# [Task objective]
In the data that follows, count every line holding the string "此份訴狀" and give the count alone.

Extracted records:
*-*-*

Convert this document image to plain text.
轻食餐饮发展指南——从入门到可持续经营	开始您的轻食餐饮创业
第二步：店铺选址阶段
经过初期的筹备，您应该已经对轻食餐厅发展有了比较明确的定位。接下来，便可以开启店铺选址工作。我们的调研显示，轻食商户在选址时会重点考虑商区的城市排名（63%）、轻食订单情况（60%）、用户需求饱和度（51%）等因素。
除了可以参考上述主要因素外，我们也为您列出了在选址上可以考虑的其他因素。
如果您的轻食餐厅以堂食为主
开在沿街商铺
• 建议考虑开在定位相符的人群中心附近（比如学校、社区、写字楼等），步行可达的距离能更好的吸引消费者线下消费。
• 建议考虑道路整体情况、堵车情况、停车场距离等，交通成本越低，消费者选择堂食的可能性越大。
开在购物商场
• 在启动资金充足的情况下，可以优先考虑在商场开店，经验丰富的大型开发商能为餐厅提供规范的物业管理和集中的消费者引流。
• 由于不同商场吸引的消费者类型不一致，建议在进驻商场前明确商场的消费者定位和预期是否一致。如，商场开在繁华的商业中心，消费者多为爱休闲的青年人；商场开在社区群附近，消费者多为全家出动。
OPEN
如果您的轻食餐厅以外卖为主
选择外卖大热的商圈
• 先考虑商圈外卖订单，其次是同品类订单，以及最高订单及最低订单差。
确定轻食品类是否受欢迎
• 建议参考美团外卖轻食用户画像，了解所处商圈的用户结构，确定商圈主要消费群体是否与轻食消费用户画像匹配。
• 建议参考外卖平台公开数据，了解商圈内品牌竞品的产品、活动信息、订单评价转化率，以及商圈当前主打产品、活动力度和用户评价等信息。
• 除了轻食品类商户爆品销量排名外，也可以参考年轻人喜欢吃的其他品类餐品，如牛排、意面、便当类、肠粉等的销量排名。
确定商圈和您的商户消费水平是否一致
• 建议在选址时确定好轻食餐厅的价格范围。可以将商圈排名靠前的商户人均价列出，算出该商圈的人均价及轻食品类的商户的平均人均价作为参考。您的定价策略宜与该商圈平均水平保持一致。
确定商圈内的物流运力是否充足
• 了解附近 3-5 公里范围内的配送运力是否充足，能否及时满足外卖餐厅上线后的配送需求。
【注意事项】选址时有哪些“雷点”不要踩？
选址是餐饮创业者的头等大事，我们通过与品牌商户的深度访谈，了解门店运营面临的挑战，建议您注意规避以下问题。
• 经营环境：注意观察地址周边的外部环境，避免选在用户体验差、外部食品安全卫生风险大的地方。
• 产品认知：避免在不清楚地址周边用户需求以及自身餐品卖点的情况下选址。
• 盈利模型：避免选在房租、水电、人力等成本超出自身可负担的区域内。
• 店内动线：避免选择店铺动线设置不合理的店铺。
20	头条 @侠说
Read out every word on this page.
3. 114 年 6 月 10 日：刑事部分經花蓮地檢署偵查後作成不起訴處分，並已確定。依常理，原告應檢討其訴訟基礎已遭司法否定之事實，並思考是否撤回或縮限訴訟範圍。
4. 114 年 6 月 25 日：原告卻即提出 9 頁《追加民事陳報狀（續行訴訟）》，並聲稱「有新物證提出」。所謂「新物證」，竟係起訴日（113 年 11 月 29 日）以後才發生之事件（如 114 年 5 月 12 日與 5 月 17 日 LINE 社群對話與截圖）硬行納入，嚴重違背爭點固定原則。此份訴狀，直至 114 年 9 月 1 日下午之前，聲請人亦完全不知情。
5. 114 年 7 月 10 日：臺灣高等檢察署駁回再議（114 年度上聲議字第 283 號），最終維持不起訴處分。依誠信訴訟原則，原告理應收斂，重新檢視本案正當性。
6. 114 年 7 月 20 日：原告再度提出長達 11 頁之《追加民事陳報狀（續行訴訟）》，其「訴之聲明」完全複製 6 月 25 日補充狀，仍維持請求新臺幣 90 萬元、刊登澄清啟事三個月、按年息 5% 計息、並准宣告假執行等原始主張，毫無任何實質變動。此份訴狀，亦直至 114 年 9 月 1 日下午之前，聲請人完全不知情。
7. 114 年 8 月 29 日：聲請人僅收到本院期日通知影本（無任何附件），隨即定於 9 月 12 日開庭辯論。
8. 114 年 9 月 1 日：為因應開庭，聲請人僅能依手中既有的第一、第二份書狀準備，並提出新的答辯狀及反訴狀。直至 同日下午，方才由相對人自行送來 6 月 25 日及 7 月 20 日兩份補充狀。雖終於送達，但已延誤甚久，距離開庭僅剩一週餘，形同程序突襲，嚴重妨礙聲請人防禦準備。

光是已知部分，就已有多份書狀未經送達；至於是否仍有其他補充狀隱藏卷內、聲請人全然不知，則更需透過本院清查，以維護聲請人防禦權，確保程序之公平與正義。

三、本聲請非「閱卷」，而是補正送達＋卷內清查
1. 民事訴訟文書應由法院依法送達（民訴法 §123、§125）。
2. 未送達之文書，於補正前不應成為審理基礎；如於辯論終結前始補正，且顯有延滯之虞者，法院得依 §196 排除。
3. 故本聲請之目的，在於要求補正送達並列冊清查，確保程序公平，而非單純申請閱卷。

*-*-*

# [Answer]
2